>> begin
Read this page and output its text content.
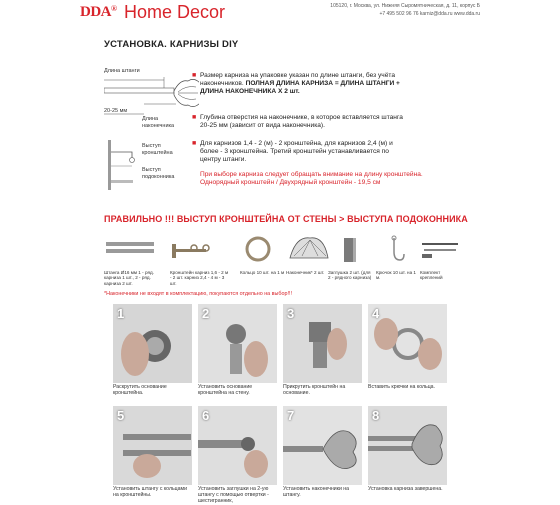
DDA® Home Decor	105120, г. Москва, ул. Нижняя Сыромятническая, д. 11, корпус Б
+7 495 502 96 76 karniz@dda.ru www.dda.ru
УСТАНОВКА. КАРНИЗЫ DIY
Длина штанги
20-25 мм
Длина наконечника
Выступ кронштейна
Выступ подоконника
■ Размер карниза на упаковке указан по длине штанги, без учёта наконечников. ПОЛНАЯ ДЛИНА КАРНИЗА = ДЛИНА ШТАНГИ + ДЛИНА НАКОНЕЧНИКА Х 2 шт.
■ Глубина отверстия на наконечнике, в которое вставляется штанга 20-25 мм (зависит от вида наконечника).
■ Для карнизов 1,4 - 2 (м) - 2 кронштейна, для карнизов 2,4 (м) и более - 3 кронштейна. Третий кронштейн устанавливается по центру штанги.
При выборе карниза следует обращать внимание на длину кронштейна. Однорядный кронштейн / Двухрядный кронштейн - 19,5 см
ПРАВИЛЬНО !!! ВЫСТУП КРОНШТЕЙНА ОТ СТЕНЫ > ВЫСТУПА ПОДОКОННИКА
Штанга Ø16 мм 1 - ряд. карниза 1 шт., 2 - ряд. карниза 2 шт.
Кронштейн карниз 1,6 - 2 м - 2 шт. карниз 2,4 - 4 м - 3 шт.
Кольцо 10 шт. на 1 м Наконечник* 2 шт. Заглушка 2 шт. (для 2 - рядного карниза)
Крючок 10 шт. на 1 м.
Комплект креплений
*Наконечники не входят в комплектацию, покупаются отдельно на выбор!!!
1	2	3	4
Раскрутить основание кронштейна.
Установить основание кронштейна на стену.
Прикрутить кронштейн на основание.
Вставить крючки на кольца.
5	6	7	8
Установить штангу с кольцами на кронштейны.
Установить заглушки на 2-ую штангу с помощью отвертки - шестигранник,
Установить наконечники на штангу.
Установка карниза завершена.
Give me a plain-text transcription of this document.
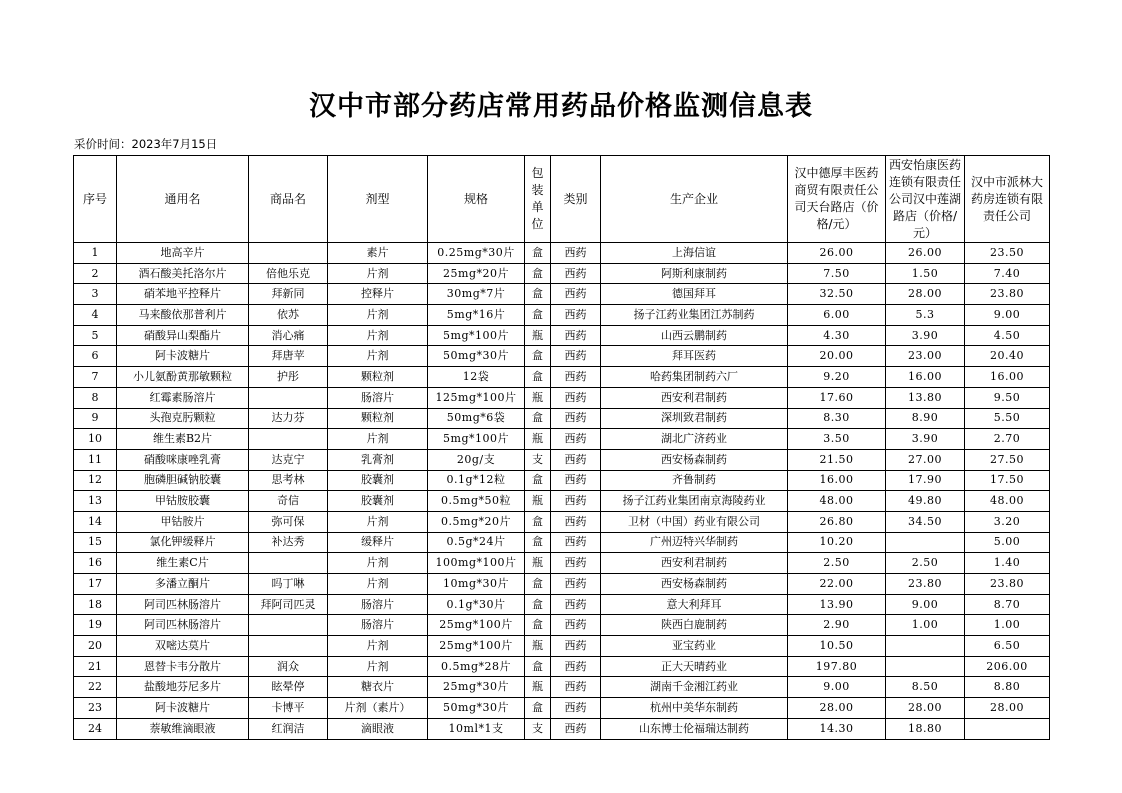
汉中市部分药店常用药品价格监测信息表
采价时间：2023年7月15日
序号	通用名	商品名	剂型	规格	包装单位	类别	生产企业	汉中德厚丰医药商贸有限责任公司天台路店（价格/元）	西安怡康医药连锁有限责任公司汉中莲湖路店（价格/元）	汉中市派林大药房连锁有限责任公司
1	地高辛片		素片	0.25mg*30片	盒	西药	上海信谊	26.00	26.00	23.50
2	酒石酸美托洛尔片	倍他乐克	片剂	25mg*20片	盒	西药	阿斯利康制药	7.50	1.50	7.40
3	硝苯地平控释片	拜新同	控释片	30mg*7片	盒	西药	德国拜耳	32.50	28.00	23.80
4	马来酸依那普利片	依苏	片剂	5mg*16片	盒	西药	扬子江药业集团江苏制药	6.00	5.3	9.00
5	硝酸异山梨酯片	消心痛	片剂	5mg*100片	瓶	西药	山西云鹏制药	4.30	3.90	4.50
6	阿卡波糖片	拜唐苹	片剂	50mg*30片	盒	西药	拜耳医药	20.00	23.00	20.40
7	小儿氨酚黄那敏颗粒	护彤	颗粒剂	12袋	盒	西药	哈药集团制药六厂	9.20	16.00	16.00
8	红霉素肠溶片		肠溶片	125mg*100片	瓶	西药	西安利君制药	17.60	13.80	9.50
9	头孢克肟颗粒	达力芬	颗粒剂	50mg*6袋	盒	西药	深圳致君制药	8.30	8.90	5.50
10	维生素B2片		片剂	5mg*100片	瓶	西药	湖北广济药业	3.50	3.90	2.70
11	硝酸咪康唑乳膏	达克宁	乳膏剂	20g/支	支	西药	西安杨森制药	21.50	27.00	27.50
12	胞磷胆碱钠胶囊	思考林	胶囊剂	0.1g*12粒	盒	西药	齐鲁制药	16.00	17.90	17.50
13	甲钴胺胶囊	奇信	胶囊剂	0.5mg*50粒	瓶	西药	扬子江药业集团南京海陵药业	48.00	49.80	48.00
14	甲钴胺片	弥可保	片剂	0.5mg*20片	盒	西药	卫材（中国）药业有限公司	26.80	34.50	3.20
15	氯化钾缓释片	补达秀	缓释片	0.5g*24片	盒	西药	广州迈特兴华制药	10.20		5.00
16	维生素C片		片剂	100mg*100片	瓶	西药	西安利君制药	2.50	2.50	1.40
17	多潘立酮片	吗丁啉	片剂	10mg*30片	盒	西药	西安杨森制药	22.00	23.80	23.80
18	阿司匹林肠溶片	拜阿司匹灵	肠溶片	0.1g*30片	盒	西药	意大利拜耳	13.90	9.00	8.70
19	阿司匹林肠溶片		肠溶片	25mg*100片	盒	西药	陕西白鹿制药	2.90	1.00	1.00
20	双嘧达莫片		片剂	25mg*100片	瓶	西药	亚宝药业	10.50		6.50
21	恩替卡韦分散片	润众	片剂	0.5mg*28片	盒	西药	正大天晴药业	197.80		206.00
22	盐酸地芬尼多片	眩晕停	糖衣片	25mg*30片	瓶	西药	湖南千金湘江药业	9.00	8.50	8.80
23	阿卡波糖片	卡博平	片剂（素片）	50mg*30片	盒	西药	杭州中美华东制药	28.00	28.00	28.00
24	萘敏维滴眼液	红润洁	滴眼液	10ml*1支	支	西药	山东博士伦福瑞达制药	14.30	18.80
>> end
Problem requirements » Scan the material line by line and report each one that contains "штанги".

Correct answer »
Длина штанги
■ Размер карниза на упаковке указан по длине штанги, без учёта наконечников. ПОЛНАЯ ДЛИНА КАРНИЗА = ДЛИНА ШТАНГИ + ДЛИНА НАКОНЕЧНИКА Х 2 шт.
■ Для карнизов 1,4 - 2 (м) - 2 кронштейна, для карнизов 2,4 (м) и более - 3 кронштейна. Третий кронштейн устанавливается по центру штанги.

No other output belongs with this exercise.